▶ Extracted information:
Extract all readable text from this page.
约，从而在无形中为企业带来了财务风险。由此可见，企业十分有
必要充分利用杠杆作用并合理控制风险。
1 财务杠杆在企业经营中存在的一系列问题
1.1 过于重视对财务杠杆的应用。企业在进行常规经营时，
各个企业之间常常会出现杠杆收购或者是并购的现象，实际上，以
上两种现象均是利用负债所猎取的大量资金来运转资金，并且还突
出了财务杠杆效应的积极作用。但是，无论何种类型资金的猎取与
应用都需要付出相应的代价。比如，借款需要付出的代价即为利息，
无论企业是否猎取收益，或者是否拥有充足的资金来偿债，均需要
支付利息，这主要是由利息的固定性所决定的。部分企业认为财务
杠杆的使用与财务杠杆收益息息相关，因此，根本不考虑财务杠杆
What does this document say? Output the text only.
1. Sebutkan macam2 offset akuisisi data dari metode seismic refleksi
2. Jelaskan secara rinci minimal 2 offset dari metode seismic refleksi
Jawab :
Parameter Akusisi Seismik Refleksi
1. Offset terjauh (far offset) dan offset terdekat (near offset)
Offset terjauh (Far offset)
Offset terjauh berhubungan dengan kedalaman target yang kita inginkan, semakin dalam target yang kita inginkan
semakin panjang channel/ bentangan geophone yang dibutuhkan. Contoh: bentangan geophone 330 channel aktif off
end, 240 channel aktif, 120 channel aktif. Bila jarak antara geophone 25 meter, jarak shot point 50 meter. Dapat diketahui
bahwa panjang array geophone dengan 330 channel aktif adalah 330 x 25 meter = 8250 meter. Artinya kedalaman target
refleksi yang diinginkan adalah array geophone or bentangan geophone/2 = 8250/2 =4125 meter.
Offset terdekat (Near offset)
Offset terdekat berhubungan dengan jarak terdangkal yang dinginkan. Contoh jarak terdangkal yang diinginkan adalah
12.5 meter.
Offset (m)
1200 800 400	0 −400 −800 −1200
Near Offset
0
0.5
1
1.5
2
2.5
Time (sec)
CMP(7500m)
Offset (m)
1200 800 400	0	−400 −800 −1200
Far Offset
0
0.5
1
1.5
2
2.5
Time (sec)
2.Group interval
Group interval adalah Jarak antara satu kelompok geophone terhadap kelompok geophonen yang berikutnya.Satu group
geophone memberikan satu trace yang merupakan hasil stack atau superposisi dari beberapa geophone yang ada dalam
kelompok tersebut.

▶ Instructions for the task: Gather up every line in the data above that contains the word "channel", copying each one.

▶ Finished answer:
semakin panjang channel/ bentangan geophone yang dibutuhkan. Contoh: bentangan geophone 330 channel aktif off
end, 240 channel aktif, 120 channel aktif. Bila jarak antara geophone 25 meter, jarak shot point 50 meter. Dapat diketahui
bahwa panjang array geophone dengan 330 channel aktif adalah 330 x 25 meter = 8250 meter. Artinya kedalaman target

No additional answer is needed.